-- Start of ENTRIES --
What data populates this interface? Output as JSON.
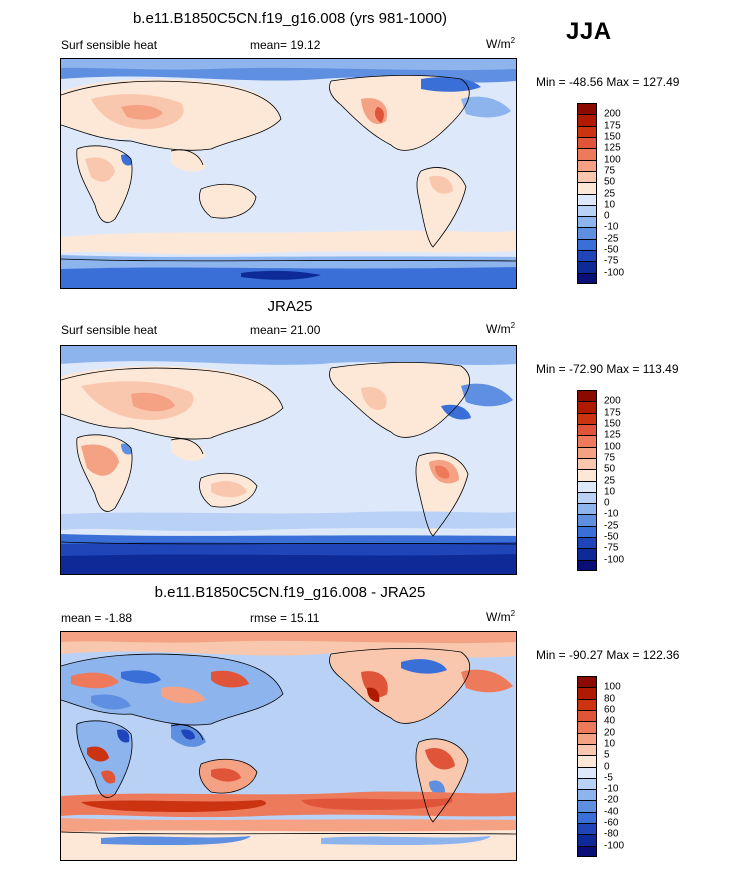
{
  "season": "JJA",
  "panels": [
    {
      "title": "b.e11.B1850C5CN.f19_g16.008 (yrs 981-1000)",
      "left_label": "Surf sensible heat",
      "center_label": "mean=  19.12",
      "units": "W/m",
      "units_sup": "2",
      "minmax": "Min = -48.56 Max = 127.49",
      "colorbar": {
        "labels": [
          "200",
          "175",
          "150",
          "125",
          "100",
          "75",
          "50",
          "25",
          "10",
          "0",
          "-10",
          "-25",
          "-50",
          "-75",
          "-100"
        ],
        "colors": [
          "#8b0a00",
          "#b01a00",
          "#cc3311",
          "#e0543a",
          "#ee7a5c",
          "#f4a184",
          "#f9c7ae",
          "#fde8d8",
          "#dde9fb",
          "#b8d1f5",
          "#8eb4ee",
          "#5f8fe0",
          "#3a6fd8",
          "#1f45b8",
          "#0e2a96",
          "#0a0f78"
        ]
      }
    },
    {
      "title": "JRA25",
      "left_label": "Surf sensible heat",
      "center_label": "mean=  21.00",
      "units": "W/m",
      "units_sup": "2",
      "minmax": "Min = -72.90 Max = 113.49",
      "colorbar": {
        "labels": [
          "200",
          "175",
          "150",
          "125",
          "100",
          "75",
          "50",
          "25",
          "10",
          "0",
          "-10",
          "-25",
          "-50",
          "-75",
          "-100"
        ],
        "colors": [
          "#8b0a00",
          "#b01a00",
          "#cc3311",
          "#e0543a",
          "#ee7a5c",
          "#f4a184",
          "#f9c7ae",
          "#fde8d8",
          "#dde9fb",
          "#b8d1f5",
          "#8eb4ee",
          "#5f8fe0",
          "#3a6fd8",
          "#1f45b8",
          "#0e2a96",
          "#0a0f78"
        ]
      }
    },
    {
      "title": "b.e11.B1850C5CN.f19_g16.008 - JRA25",
      "left_label": "mean =  -1.88",
      "center_label": "rmse =  15.11",
      "units": "W/m",
      "units_sup": "2",
      "minmax": "Min = -90.27 Max = 122.36",
      "colorbar": {
        "labels": [
          "100",
          "80",
          "60",
          "40",
          "20",
          "10",
          "5",
          "0",
          "-5",
          "-10",
          "-20",
          "-40",
          "-60",
          "-80",
          "-100"
        ],
        "colors": [
          "#8b0a00",
          "#b01a00",
          "#cc3311",
          "#e0543a",
          "#ee7a5c",
          "#f4a184",
          "#f9c7ae",
          "#fde8d8",
          "#dde9fb",
          "#b8d1f5",
          "#8eb4ee",
          "#5f8fe0",
          "#3a6fd8",
          "#1f45b8",
          "#0e2a96",
          "#0a0f78"
        ]
      }
    }
  ]
}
-- End of ENTRIES --
**EXERCISE TASK:** Count each line above in which the string "title" appears, then state only the total.

**RESPONSE TO THE EXERCISE:** 3